◆ Material:
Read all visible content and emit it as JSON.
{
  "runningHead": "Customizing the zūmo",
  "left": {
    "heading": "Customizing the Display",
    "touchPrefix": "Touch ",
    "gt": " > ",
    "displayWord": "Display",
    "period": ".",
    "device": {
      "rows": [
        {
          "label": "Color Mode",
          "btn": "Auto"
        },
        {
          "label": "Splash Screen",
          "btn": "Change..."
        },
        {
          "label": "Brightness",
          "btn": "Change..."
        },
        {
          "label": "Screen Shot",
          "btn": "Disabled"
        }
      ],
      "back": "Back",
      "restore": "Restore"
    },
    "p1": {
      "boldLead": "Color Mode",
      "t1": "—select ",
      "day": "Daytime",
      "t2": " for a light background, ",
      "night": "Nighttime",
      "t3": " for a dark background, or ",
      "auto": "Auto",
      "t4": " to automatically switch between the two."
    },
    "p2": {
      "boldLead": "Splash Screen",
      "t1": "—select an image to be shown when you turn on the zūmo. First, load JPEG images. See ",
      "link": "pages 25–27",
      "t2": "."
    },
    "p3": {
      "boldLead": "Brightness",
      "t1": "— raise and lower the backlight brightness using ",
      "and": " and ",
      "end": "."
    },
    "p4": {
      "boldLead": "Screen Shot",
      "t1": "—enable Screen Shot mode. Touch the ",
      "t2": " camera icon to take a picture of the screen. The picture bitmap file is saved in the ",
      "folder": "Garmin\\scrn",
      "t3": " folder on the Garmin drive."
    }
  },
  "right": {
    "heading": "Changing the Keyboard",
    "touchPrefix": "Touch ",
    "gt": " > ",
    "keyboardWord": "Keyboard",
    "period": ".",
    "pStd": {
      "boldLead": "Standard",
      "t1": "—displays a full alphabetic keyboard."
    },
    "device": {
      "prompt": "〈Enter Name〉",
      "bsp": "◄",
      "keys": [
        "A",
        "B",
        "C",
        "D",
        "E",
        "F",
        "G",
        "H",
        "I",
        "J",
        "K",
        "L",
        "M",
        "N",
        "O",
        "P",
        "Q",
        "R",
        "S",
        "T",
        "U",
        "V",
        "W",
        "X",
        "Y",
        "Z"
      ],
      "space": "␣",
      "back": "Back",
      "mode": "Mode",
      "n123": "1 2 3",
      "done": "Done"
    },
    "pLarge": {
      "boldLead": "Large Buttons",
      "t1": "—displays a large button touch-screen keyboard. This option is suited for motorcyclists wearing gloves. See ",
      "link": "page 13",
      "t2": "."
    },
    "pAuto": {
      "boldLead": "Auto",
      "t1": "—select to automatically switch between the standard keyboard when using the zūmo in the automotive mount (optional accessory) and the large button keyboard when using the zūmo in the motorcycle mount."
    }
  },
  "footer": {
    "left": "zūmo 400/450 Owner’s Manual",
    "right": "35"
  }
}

◆ Task goal: Copy out each record, keeping every word as it is.

◆ Correct response:
Read all visible content and emit it as JSON.
{
  "runningHead": "Customizing the zūmo",
  "left": {
    "heading": "Customizing the Display",
    "touchPrefix": "Touch ",
    "gt": " > ",
    "displayWord": "Display",
    "period": ".",
    "device": {
      "rows": [
        {
          "label": "Color Mode",
          "btn": "Auto"
        },
        {
          "label": "Splash Screen",
          "btn": "Change..."
        },
        {
          "label": "Brightness",
          "btn": "Change..."
        },
        {
          "label": "Screen Shot",
          "btn": "Disabled"
        }
      ],
      "back": "Back",
      "restore": "Restore"
    },
    "p1": {
      "boldLead": "Color Mode",
      "t1": "—select ",
      "day": "Daytime",
      "t2": " for a light background, ",
      "night": "Nighttime",
      "t3": " for a dark background, or ",
      "auto": "Auto",
      "t4": " to automatically switch between the two."
    },
    "p2": {
      "boldLead": "Splash Screen",
      "t1": "—select an image to be shown when you turn on the zūmo. First, load JPEG images. See ",
      "link": "pages 25–27",
      "t2": "."
    },
    "p3": {
      "boldLead": "Brightness",
      "t1": "— raise and lower the backlight brightness using ",
      "and": " and ",
      "end": "."
    },
    "p4": {
      "boldLead": "Screen Shot",
      "t1": "—enable Screen Shot mode. Touch the ",
      "t2": " camera icon to take a picture of the screen. The picture bitmap file is saved in the ",
      "folder": "Garmin\\scrn",
      "t3": " folder on the Garmin drive."
    }
  },
  "right": {
    "heading": "Changing the Keyboard",
    "touchPrefix": "Touch ",
    "gt": " > ",
    "keyboardWord": "Keyboard",
    "period": ".",
    "pStd": {
      "boldLead": "Standard",
      "t1": "—displays a full alphabetic keyboard."
    },
    "device": {
      "prompt": "〈Enter Name〉",
      "bsp": "◄",
      "keys": [
        "A",
        "B",
        "C",
        "D",
        "E",
        "F",
        "G",
        "H",
        "I",
        "J",
        "K",
        "L",
        "M",
        "N",
        "O",
        "P",
        "Q",
        "R",
        "S",
        "T",
        "U",
        "V",
        "W",
        "X",
        "Y",
        "Z"
      ],
      "space": "␣",
      "back": "Back",
      "mode": "Mode",
      "n123": "1 2 3",
      "done": "Done"
    },
    "pLarge": {
      "boldLead": "Large Buttons",
      "t1": "—displays a large button touch-screen keyboard. This option is suited for motorcyclists wearing gloves. See ",
      "link": "page 13",
      "t2": "."
    },
    "pAuto": {
      "boldLead": "Auto",
      "t1": "—select to automatically switch between the standard keyboard when using the zūmo in the automotive mount (optional accessory) and the large button keyboard when using the zūmo in the motorcycle mount."
    }
  },
  "footer": {
    "left": "zūmo 400/450 Owner’s Manual",
    "right": "35"
  }
}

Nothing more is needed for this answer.